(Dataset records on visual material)
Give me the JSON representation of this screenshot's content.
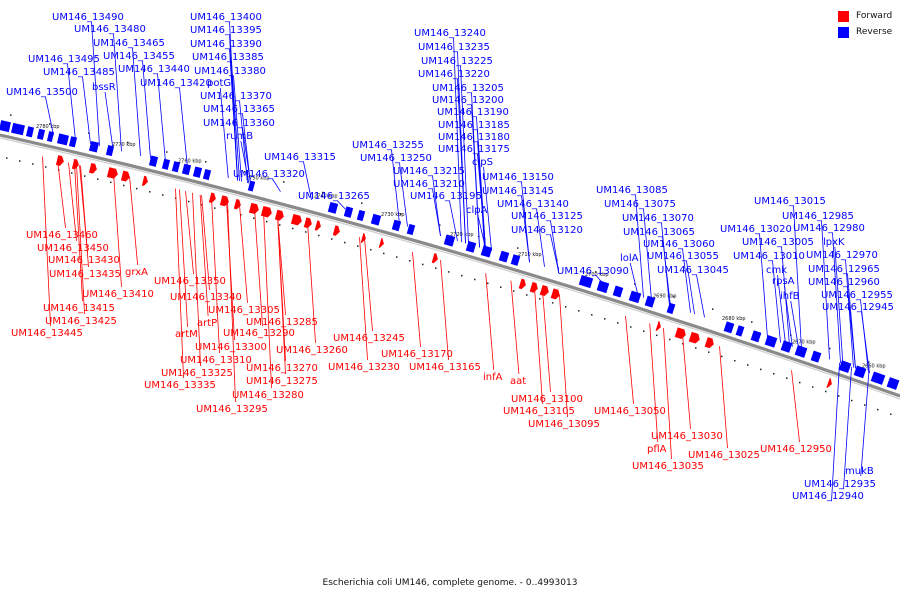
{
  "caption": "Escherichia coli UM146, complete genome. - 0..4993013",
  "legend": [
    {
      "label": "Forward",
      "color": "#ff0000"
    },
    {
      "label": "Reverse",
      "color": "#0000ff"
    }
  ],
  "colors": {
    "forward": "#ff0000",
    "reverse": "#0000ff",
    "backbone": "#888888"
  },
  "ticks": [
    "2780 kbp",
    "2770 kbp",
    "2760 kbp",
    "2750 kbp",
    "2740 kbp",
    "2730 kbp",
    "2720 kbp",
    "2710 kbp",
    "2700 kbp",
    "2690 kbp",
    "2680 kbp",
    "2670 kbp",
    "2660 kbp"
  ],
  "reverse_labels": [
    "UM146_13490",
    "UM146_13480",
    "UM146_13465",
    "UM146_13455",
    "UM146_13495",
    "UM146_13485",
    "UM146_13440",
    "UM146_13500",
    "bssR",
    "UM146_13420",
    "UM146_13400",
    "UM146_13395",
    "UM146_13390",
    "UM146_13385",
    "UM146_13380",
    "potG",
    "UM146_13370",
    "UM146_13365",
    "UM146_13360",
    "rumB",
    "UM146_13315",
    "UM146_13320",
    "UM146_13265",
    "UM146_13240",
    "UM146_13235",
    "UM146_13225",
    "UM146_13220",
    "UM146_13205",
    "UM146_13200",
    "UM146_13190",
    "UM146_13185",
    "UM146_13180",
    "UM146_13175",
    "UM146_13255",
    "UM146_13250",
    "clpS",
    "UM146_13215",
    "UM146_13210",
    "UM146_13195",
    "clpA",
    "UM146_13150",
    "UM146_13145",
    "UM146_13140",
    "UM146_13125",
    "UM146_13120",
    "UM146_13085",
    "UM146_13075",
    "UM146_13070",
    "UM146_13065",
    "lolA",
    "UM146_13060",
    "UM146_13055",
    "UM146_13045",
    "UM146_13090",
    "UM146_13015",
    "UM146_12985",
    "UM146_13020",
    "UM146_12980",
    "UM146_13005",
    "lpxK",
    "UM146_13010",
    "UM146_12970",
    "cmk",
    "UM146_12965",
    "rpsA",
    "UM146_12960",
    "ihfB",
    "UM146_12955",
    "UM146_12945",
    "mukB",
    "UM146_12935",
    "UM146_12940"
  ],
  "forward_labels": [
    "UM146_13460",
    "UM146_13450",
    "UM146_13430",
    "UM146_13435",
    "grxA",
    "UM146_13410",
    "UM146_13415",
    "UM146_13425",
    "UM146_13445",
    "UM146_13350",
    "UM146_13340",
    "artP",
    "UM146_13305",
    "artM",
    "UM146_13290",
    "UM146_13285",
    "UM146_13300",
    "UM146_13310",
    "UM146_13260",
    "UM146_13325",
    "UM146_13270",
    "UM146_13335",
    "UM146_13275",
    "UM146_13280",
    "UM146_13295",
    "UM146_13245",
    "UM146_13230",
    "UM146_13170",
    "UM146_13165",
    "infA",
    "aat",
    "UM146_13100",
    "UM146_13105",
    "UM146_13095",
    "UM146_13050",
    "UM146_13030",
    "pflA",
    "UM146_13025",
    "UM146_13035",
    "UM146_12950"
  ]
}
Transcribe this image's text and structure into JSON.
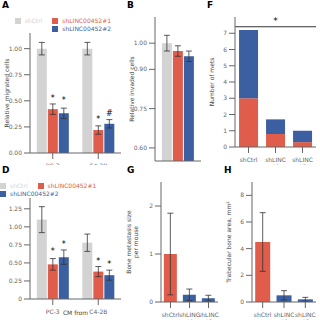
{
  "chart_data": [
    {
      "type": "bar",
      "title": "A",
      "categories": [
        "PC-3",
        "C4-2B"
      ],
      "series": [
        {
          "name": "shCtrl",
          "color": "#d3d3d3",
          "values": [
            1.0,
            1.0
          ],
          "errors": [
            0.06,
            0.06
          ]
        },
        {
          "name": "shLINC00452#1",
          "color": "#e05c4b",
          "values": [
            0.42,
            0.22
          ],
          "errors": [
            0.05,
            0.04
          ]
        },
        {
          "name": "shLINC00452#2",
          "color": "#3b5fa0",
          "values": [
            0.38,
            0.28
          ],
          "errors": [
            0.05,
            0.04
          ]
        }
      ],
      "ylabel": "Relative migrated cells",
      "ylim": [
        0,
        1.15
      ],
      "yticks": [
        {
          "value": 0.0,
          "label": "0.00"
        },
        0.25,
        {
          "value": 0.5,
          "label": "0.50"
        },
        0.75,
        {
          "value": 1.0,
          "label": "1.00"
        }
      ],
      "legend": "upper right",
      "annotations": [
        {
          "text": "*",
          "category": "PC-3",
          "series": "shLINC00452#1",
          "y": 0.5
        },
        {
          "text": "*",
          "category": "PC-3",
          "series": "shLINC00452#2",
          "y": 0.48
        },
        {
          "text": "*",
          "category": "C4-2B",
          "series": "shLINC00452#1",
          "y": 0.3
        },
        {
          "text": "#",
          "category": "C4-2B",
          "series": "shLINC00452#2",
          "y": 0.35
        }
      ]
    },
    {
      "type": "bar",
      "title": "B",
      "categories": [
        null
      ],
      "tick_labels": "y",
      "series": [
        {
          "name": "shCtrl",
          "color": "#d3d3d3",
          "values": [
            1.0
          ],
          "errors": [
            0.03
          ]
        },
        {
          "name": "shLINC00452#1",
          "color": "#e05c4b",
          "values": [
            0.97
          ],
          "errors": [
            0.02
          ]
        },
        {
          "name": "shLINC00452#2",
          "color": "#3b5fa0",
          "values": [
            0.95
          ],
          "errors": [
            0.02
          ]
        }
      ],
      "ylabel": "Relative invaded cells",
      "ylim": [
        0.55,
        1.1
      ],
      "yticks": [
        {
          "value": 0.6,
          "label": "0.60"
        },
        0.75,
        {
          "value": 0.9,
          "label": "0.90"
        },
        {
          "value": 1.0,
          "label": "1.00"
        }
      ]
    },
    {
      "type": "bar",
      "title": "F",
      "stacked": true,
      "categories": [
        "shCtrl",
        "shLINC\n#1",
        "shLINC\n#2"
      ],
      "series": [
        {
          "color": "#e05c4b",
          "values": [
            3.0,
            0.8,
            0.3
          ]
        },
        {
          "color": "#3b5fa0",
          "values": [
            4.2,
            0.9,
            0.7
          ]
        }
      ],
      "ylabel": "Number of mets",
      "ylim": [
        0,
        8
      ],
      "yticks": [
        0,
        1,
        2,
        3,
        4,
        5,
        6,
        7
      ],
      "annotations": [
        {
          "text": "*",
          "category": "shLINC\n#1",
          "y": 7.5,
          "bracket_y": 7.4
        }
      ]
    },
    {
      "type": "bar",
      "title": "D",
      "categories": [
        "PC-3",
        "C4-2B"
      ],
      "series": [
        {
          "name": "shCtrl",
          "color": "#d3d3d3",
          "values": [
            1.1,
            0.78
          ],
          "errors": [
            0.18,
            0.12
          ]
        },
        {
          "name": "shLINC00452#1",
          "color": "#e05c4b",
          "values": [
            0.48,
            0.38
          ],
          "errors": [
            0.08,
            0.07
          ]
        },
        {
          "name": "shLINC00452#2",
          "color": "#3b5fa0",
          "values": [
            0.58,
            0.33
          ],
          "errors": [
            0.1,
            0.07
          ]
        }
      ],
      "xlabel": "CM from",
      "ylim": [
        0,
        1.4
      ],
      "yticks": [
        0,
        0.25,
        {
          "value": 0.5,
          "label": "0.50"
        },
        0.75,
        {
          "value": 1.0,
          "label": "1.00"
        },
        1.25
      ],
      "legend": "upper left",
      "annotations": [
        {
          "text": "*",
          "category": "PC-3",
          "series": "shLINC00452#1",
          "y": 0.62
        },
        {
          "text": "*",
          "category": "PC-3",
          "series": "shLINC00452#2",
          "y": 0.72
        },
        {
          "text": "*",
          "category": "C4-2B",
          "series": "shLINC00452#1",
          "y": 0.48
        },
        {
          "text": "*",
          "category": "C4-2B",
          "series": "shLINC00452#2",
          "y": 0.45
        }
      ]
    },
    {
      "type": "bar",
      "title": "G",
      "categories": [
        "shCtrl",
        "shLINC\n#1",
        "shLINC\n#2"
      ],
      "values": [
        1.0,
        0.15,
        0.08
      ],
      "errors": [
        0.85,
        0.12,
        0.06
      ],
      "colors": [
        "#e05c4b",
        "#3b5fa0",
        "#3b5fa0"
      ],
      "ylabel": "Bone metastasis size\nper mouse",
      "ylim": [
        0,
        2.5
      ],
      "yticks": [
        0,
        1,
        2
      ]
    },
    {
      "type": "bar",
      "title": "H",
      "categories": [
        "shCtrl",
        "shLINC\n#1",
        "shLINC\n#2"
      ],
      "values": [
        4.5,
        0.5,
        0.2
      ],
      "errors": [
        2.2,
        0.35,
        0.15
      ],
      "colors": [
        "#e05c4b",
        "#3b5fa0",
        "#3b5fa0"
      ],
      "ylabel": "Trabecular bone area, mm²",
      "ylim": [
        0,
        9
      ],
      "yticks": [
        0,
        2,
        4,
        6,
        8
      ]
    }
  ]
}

_REQUIREMENT_
Search the data for the string "this" and copy each line where it appears.

_EXERCISE RESULT_
Give me the JSON representation of this screenshot's content.
Transcribe this image's text and structure into JSON.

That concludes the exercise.